**Input rows:**

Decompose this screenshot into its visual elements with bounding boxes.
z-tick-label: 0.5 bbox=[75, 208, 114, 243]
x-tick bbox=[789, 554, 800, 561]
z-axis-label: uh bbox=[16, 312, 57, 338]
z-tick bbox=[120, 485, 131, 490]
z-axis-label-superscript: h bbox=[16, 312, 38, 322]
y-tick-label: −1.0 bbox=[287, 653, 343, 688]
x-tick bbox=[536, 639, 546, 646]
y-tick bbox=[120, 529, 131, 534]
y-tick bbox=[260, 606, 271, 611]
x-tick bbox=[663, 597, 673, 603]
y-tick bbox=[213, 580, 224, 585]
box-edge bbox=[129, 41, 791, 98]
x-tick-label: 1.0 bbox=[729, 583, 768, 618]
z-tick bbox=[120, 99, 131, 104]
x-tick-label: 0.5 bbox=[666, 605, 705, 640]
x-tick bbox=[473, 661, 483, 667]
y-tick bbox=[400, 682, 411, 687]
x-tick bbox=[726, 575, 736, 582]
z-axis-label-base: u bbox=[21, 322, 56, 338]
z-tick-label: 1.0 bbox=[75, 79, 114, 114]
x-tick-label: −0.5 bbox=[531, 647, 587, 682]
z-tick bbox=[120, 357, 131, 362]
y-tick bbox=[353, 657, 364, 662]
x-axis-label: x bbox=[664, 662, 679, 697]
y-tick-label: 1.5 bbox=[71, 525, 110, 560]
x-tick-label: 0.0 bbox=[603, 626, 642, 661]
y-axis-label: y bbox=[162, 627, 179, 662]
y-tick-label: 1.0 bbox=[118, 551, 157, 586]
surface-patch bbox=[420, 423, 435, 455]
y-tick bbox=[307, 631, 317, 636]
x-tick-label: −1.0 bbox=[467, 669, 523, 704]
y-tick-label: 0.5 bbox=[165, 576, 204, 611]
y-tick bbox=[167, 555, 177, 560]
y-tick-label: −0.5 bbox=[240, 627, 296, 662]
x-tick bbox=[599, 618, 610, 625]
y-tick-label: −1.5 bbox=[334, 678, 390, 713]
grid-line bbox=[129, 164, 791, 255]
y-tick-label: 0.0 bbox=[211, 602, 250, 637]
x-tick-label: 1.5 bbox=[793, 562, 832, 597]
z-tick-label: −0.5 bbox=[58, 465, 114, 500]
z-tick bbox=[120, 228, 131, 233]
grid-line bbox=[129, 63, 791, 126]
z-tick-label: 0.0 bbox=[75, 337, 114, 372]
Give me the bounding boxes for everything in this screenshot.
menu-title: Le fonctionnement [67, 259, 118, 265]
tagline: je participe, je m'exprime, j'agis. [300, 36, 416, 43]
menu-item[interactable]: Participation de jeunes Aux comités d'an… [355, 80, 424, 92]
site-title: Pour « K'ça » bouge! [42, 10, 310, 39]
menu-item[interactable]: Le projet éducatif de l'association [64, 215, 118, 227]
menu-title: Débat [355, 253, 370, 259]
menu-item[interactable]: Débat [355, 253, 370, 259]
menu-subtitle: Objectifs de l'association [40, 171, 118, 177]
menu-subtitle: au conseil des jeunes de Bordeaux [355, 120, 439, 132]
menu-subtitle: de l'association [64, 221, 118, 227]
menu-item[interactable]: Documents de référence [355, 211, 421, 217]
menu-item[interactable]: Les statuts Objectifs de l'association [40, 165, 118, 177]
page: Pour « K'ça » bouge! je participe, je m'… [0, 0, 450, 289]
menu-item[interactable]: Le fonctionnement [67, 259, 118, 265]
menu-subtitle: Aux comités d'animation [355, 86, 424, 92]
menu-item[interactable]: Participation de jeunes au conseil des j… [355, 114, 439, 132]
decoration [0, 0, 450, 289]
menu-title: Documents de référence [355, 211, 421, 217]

**Do this:** Reproduce every line of the records above verbatim, keeping each character, space and number unchanged.

**Solution to the exercise:**
Decompose this screenshot into its visual elements with bounding boxes.
z-tick-label: 0.5 bbox=[75, 208, 114, 243]
x-tick bbox=[789, 554, 800, 561]
z-axis-label: uh bbox=[16, 312, 57, 338]
z-tick bbox=[120, 485, 131, 490]
z-axis-label-superscript: h bbox=[16, 312, 38, 322]
y-tick-label: −1.0 bbox=[287, 653, 343, 688]
x-tick bbox=[536, 639, 546, 646]
y-tick bbox=[120, 529, 131, 534]
y-tick bbox=[260, 606, 271, 611]
x-tick bbox=[663, 597, 673, 603]
y-tick bbox=[213, 580, 224, 585]
box-edge bbox=[129, 41, 791, 98]
x-tick-label: 1.0 bbox=[729, 583, 768, 618]
z-tick bbox=[120, 99, 131, 104]
x-tick-label: 0.5 bbox=[666, 605, 705, 640]
x-tick bbox=[473, 661, 483, 667]
y-tick bbox=[400, 682, 411, 687]
x-tick bbox=[726, 575, 736, 582]
z-axis-label-base: u bbox=[21, 322, 56, 338]
z-tick-label: 1.0 bbox=[75, 79, 114, 114]
x-tick-label: −0.5 bbox=[531, 647, 587, 682]
z-tick bbox=[120, 357, 131, 362]
y-tick bbox=[353, 657, 364, 662]
x-axis-label: x bbox=[664, 662, 679, 697]
y-tick-label: 1.5 bbox=[71, 525, 110, 560]
x-tick-label: 0.0 bbox=[603, 626, 642, 661]
y-axis-label: y bbox=[162, 627, 179, 662]
y-tick-label: 1.0 bbox=[118, 551, 157, 586]
surface-patch bbox=[420, 423, 435, 455]
y-tick bbox=[307, 631, 317, 636]
x-tick-label: −1.0 bbox=[467, 669, 523, 704]
y-tick-label: 0.5 bbox=[165, 576, 204, 611]
y-tick bbox=[167, 555, 177, 560]
y-tick-label: −0.5 bbox=[240, 627, 296, 662]
x-tick bbox=[599, 618, 610, 625]
y-tick-label: −1.5 bbox=[334, 678, 390, 713]
grid-line bbox=[129, 164, 791, 255]
y-tick-label: 0.0 bbox=[211, 602, 250, 637]
x-tick-label: 1.5 bbox=[793, 562, 832, 597]
z-tick-label: −0.5 bbox=[58, 465, 114, 500]
z-tick bbox=[120, 228, 131, 233]
grid-line bbox=[129, 63, 791, 126]
z-tick-label: 0.0 bbox=[75, 337, 114, 372]
Give me the bounding boxes for everything in this screenshot.
menu-title: Le fonctionnement [67, 259, 118, 265]
tagline: je participe, je m'exprime, j'agis. [300, 36, 416, 43]
menu-item[interactable]: Participation de jeunes Aux comités d'an… [355, 80, 424, 92]
site-title: Pour « K'ça » bouge! [42, 10, 310, 39]
menu-item[interactable]: Le projet éducatif de l'association [64, 215, 118, 227]
menu-title: Débat [355, 253, 370, 259]
menu-item[interactable]: Débat [355, 253, 370, 259]
menu-subtitle: Objectifs de l'association [40, 171, 118, 177]
menu-subtitle: au conseil des jeunes de Bordeaux [355, 120, 439, 132]
menu-subtitle: de l'association [64, 221, 118, 227]
menu-item[interactable]: Documents de référence [355, 211, 421, 217]
menu-item[interactable]: Les statuts Objectifs de l'association [40, 165, 118, 177]
page: Pour « K'ça » bouge! je participe, je m'… [0, 0, 450, 289]
menu-item[interactable]: Le fonctionnement [67, 259, 118, 265]
menu-subtitle: Aux comités d'animation [355, 86, 424, 92]
menu-item[interactable]: Participation de jeunes au conseil des j… [355, 114, 439, 132]
decoration [0, 0, 450, 289]
menu-title: Documents de référence [355, 211, 421, 217]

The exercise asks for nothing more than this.